### EXTRACT PROVIDED

--*--

Joe Zeno

No. 27, 29, 33, 31
- Positions: Guard, Tackle

Personal information
- Born: June 14, 1919 Brooklyn, New York, U.S.
- Died: January 8, 1992 (aged 72) Glendale, California, U.S.
- Listed height: 5 ft 10 in (1.78 m)
- Listed weight: 234 lb (106 kg)

Career information
- High school: Waltham (Waltham, Massachusetts)
- College: Holy Cross (1938-1941)
- NFL draft: 1942 (5th round, 36th overall pick)

Career history
- Washington Redskins (1942–1944); Boston Yanks (1946–1947);

Awards and highlights
- NFL champion (1942); Pro Bowl (1942);

Career NFL statistics
- Games played: 42
- Games started: 21
- Interceptions: 1
- Stats at Pro Football Reference

= Joe Zeno =

American football player (1919–1992)

Joseph H. Zeno (June 14, 1919 – January 8, 1992) was an American professional football guard in the National Football League (NFL) for the Washington Redskins and the Boston Yanks.

==Early life==
Zeno was born in Brooklyn, New York and played high school football at Waltham High School in Waltham, Massachusetts. He then went on to play college football at the College of the Holy Cross.

--*--

### DATA SHOWN
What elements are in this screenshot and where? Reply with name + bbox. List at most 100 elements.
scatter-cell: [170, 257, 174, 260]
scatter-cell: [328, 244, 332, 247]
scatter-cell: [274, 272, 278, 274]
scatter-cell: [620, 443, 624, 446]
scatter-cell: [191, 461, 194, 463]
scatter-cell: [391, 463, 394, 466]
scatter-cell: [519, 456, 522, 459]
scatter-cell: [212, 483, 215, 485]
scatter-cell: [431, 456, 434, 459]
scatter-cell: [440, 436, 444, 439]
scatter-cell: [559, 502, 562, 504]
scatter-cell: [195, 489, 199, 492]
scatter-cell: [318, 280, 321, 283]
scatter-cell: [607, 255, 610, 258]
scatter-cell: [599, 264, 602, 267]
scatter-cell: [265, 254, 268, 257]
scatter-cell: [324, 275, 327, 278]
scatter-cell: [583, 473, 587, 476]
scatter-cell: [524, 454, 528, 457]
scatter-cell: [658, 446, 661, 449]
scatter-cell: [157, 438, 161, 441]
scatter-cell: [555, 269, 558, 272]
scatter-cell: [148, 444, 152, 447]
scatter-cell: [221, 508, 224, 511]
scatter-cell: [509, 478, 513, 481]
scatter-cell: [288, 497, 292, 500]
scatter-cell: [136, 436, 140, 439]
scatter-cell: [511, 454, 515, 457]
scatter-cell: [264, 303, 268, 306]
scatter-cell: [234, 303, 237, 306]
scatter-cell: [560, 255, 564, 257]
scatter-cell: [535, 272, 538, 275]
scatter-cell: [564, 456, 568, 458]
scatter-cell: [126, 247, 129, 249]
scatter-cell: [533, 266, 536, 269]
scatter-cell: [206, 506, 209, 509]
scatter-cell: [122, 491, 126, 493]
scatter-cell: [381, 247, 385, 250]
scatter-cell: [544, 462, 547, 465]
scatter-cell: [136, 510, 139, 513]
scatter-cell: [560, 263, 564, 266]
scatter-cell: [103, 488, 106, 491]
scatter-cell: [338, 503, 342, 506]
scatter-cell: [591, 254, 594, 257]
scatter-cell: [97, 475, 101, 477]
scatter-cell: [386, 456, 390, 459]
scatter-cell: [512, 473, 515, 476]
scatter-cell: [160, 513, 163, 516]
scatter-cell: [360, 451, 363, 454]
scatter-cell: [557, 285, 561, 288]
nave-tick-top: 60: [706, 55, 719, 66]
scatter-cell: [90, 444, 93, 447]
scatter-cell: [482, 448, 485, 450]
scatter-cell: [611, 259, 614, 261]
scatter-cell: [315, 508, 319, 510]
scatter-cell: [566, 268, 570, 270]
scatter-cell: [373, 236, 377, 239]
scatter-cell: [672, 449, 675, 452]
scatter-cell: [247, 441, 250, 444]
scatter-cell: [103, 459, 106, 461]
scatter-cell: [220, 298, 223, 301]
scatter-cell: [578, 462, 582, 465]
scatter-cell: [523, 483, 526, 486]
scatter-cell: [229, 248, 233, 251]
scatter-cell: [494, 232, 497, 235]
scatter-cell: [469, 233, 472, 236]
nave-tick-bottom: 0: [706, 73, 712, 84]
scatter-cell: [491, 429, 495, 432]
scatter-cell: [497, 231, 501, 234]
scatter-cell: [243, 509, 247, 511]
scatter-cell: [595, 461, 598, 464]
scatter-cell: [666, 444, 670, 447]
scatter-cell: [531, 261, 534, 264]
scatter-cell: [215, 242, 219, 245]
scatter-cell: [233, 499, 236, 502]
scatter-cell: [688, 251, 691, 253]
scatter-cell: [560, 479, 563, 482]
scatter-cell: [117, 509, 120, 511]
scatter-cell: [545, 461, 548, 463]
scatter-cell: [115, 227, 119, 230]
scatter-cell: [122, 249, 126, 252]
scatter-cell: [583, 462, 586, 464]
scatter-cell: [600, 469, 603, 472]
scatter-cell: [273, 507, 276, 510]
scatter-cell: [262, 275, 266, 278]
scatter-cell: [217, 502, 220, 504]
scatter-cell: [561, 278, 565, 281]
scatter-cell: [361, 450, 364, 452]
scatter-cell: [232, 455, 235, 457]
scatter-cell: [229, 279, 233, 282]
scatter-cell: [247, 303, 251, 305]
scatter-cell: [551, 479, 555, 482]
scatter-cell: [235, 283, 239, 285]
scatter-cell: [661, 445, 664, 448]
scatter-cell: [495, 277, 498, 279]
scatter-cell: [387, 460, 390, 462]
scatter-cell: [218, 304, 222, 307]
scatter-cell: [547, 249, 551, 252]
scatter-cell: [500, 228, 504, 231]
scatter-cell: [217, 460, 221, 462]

--*--

Continue the Joe Zeno article from the point where it stops.

### RESPONSE AREA
==Professional career==
Zeno was selected in the fifth round of the 1942 NFL draft by the Washington Redskins, where he played until 1944. During his tenure with the Redskins, he was named to the Pro Bowl in 1942 and won the 1942 NFL Championship Game. Zeno then took time off to serve in the United States Army during World War II. He then played for two more seasons with the Boston Yanks.

==Coaching career==
After retiring from the NFL, Zeno moved to California and became an assistant football coach at Arcadia High School for one season. He then was head coach of the Santa Paula High School football team for 15 years, retiring in 1974.

==Personal life==
Many members of Zeno's family were also football players. His sons, Larry and Joe, and his twin grandsons, Lance and Eric, are former UCLA Bruins football players. Lance Zeno would eventually play in the NFL with the Cleveland Browns and Green Bay Packers. Zeno died from complications of Parkinson's disease on January 8, 1992, at a hospital in Glendale, California.